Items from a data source
────────────────
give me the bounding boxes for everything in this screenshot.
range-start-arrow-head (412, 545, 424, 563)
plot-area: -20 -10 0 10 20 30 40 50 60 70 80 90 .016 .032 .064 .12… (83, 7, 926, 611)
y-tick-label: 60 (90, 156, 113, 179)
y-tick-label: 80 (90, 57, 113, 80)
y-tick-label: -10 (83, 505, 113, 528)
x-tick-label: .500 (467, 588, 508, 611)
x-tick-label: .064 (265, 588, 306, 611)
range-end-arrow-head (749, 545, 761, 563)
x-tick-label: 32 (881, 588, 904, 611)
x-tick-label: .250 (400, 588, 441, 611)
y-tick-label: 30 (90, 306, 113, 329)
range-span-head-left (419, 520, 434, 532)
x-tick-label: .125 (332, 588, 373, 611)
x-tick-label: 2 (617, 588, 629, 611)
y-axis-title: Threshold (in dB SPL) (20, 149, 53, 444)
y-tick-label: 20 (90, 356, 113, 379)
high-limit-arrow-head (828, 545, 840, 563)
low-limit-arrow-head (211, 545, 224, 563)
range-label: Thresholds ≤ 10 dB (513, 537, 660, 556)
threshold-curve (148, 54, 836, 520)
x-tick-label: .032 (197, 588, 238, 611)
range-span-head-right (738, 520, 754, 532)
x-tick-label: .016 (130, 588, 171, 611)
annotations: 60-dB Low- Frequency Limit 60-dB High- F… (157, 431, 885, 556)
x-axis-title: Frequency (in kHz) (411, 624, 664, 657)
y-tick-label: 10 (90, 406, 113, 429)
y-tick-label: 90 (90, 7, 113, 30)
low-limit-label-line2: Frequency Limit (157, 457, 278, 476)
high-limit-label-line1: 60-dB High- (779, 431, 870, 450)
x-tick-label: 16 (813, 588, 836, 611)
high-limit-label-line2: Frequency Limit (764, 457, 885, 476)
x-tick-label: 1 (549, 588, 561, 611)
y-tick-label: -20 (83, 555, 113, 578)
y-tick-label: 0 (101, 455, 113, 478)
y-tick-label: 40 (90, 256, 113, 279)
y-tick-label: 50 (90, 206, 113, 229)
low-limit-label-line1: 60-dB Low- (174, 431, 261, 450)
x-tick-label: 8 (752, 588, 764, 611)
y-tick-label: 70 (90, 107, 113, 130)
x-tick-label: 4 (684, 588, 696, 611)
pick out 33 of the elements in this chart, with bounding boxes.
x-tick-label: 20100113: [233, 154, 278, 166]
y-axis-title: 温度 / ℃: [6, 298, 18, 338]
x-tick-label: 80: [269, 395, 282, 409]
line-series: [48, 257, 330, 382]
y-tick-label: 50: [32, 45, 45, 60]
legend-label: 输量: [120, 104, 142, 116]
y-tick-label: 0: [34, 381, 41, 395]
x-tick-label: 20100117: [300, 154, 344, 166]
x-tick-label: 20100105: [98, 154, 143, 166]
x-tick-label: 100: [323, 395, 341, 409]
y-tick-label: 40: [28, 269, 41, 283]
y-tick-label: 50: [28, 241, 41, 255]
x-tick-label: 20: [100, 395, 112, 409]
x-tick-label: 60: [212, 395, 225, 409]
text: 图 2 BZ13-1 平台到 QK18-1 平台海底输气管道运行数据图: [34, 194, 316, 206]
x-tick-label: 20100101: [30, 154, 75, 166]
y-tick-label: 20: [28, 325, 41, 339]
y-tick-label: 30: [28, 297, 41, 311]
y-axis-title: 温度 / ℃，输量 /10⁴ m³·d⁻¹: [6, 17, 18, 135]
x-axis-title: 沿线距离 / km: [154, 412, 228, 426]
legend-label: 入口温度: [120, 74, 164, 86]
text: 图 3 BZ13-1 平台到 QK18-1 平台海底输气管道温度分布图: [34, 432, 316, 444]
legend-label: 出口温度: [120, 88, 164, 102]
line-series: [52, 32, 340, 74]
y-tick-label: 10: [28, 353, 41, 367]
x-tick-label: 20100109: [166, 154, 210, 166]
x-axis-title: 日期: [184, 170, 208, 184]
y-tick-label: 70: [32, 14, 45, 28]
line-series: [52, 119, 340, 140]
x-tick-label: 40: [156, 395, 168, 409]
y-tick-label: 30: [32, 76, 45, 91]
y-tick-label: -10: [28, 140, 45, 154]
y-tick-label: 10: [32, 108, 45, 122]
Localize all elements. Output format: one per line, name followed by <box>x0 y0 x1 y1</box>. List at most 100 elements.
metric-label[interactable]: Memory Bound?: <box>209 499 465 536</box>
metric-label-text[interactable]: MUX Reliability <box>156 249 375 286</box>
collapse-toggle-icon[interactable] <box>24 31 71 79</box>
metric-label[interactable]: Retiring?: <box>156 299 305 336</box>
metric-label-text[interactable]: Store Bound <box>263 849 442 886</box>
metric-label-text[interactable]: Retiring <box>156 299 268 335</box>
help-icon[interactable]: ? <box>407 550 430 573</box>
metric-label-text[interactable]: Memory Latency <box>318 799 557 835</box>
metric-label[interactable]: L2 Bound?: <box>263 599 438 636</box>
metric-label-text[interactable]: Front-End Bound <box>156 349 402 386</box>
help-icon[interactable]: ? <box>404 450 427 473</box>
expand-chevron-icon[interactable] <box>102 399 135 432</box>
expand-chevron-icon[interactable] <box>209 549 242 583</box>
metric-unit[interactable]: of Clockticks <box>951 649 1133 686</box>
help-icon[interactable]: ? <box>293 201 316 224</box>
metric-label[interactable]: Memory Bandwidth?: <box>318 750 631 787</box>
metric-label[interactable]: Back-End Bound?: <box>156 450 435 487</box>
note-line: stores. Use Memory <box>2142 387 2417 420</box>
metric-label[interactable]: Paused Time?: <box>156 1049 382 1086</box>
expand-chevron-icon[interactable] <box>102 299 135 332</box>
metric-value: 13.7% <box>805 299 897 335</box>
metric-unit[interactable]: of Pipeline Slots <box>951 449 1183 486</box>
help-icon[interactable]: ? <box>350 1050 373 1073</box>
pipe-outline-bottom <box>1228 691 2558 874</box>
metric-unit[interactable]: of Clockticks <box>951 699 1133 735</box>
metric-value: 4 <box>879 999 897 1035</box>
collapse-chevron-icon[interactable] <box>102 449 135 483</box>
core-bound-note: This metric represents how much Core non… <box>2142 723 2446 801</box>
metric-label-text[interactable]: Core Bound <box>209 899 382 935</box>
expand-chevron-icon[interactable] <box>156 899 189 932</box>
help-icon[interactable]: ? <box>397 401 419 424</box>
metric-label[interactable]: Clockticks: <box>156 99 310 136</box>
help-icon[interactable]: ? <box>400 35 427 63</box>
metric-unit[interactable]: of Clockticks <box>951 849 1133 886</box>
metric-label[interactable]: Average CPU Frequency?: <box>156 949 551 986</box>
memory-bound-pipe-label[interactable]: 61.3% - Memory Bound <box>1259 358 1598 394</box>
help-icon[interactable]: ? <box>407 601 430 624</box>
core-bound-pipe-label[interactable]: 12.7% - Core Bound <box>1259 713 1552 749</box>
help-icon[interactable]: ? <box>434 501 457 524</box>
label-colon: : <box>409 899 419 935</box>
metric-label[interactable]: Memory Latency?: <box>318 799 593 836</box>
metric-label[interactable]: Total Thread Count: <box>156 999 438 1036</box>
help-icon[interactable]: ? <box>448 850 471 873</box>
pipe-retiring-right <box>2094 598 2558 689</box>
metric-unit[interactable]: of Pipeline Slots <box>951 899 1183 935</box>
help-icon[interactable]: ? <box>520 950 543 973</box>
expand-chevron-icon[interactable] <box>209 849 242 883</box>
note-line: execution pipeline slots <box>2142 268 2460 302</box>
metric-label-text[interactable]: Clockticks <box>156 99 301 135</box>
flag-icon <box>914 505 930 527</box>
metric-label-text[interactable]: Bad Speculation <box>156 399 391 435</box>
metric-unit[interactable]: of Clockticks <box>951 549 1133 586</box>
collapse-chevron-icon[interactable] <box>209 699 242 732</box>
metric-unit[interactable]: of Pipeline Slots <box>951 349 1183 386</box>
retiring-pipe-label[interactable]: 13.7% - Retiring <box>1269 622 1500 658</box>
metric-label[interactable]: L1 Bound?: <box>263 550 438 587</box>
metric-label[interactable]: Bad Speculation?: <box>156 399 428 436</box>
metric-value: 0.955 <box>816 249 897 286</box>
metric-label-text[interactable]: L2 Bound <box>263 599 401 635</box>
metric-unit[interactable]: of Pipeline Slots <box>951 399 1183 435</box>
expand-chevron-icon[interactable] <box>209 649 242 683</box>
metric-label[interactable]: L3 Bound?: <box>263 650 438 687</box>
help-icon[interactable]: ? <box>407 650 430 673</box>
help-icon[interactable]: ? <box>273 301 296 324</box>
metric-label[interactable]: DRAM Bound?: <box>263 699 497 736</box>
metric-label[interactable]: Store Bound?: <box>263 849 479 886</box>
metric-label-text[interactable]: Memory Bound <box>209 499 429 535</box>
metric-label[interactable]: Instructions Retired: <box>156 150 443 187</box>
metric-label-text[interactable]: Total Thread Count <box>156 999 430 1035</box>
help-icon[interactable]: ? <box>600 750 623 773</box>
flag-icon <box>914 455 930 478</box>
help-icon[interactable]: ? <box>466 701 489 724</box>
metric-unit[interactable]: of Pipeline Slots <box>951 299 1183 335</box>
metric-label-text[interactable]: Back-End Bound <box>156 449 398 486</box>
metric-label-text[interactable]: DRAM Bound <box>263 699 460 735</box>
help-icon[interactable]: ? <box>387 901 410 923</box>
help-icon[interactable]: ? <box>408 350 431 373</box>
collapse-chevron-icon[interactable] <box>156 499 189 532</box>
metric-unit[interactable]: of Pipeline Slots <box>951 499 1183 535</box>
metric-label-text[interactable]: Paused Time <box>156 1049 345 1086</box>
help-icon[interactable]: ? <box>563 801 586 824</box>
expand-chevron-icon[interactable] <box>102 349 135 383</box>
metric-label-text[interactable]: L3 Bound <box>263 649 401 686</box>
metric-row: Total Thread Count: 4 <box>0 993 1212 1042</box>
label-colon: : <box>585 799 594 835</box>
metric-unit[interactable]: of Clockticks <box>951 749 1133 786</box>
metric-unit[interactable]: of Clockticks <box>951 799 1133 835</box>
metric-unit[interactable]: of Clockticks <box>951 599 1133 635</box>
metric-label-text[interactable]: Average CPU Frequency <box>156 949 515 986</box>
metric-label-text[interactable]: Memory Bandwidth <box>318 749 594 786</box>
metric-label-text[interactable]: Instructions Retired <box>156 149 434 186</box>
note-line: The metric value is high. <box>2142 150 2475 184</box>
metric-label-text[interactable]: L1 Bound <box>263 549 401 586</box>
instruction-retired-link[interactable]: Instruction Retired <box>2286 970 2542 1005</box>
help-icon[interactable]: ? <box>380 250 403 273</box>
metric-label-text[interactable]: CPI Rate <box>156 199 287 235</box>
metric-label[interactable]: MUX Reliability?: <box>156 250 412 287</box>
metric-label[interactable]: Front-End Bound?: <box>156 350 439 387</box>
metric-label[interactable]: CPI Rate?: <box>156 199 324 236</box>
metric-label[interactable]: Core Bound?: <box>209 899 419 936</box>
────────────────
◆ Goal of the exercise
Please write out the items from the first one through the line that contains "x-tick-label: 4 (684, 588, 696, 611)", swapping "x-tick-label" for "x-axis-tick" and changing nothing else.

◆ Solution for this task
give me the bounding boxes for everything in this screenshot.
range-start-arrow-head (412, 545, 424, 563)
plot-area: -20 -10 0 10 20 30 40 50 60 70 80 90 .016 .032 .064 .12… (83, 7, 926, 611)
y-tick-label: 60 (90, 156, 113, 179)
y-tick-label: 80 (90, 57, 113, 80)
y-tick-label: -10 (83, 505, 113, 528)
x-axis-tick: .500 (467, 588, 508, 611)
x-axis-tick: .064 (265, 588, 306, 611)
range-end-arrow-head (749, 545, 761, 563)
x-axis-tick: 32 (881, 588, 904, 611)
x-axis-tick: .250 (400, 588, 441, 611)
y-tick-label: 30 (90, 306, 113, 329)
range-span-head-left (419, 520, 434, 532)
x-axis-tick: .125 (332, 588, 373, 611)
x-axis-tick: 2 (617, 588, 629, 611)
y-axis-title: Threshold (in dB SPL) (20, 149, 53, 444)
y-tick-label: 20 (90, 356, 113, 379)
high-limit-arrow-head (828, 545, 840, 563)
low-limit-arrow-head (211, 545, 224, 563)
range-label: Thresholds ≤ 10 dB (513, 537, 660, 556)
threshold-curve (148, 54, 836, 520)
x-axis-tick: .032 (197, 588, 238, 611)
range-span-head-right (738, 520, 754, 532)
x-axis-tick: .016 (130, 588, 171, 611)
annotations: 60-dB Low- Frequency Limit 60-dB High- F… (157, 431, 885, 556)
x-axis-title: Frequency (in kHz) (411, 624, 664, 657)
y-tick-label: 10 (90, 406, 113, 429)
y-tick-label: 90 (90, 7, 113, 30)
low-limit-label-line2: Frequency Limit (157, 457, 278, 476)
high-limit-label-line1: 60-dB High- (779, 431, 870, 450)
x-axis-tick: 16 (813, 588, 836, 611)
high-limit-label-line2: Frequency Limit (764, 457, 885, 476)
x-axis-tick: 1 (549, 588, 561, 611)
y-tick-label: -20 (83, 555, 113, 578)
y-tick-label: 0 (101, 455, 113, 478)
y-tick-label: 40 (90, 256, 113, 279)
y-tick-label: 50 (90, 206, 113, 229)
low-limit-label-line1: 60-dB Low- (174, 431, 261, 450)
x-axis-tick: 8 (752, 588, 764, 611)
y-tick-label: 70 (90, 107, 113, 130)
x-axis-tick: 4 (684, 588, 696, 611)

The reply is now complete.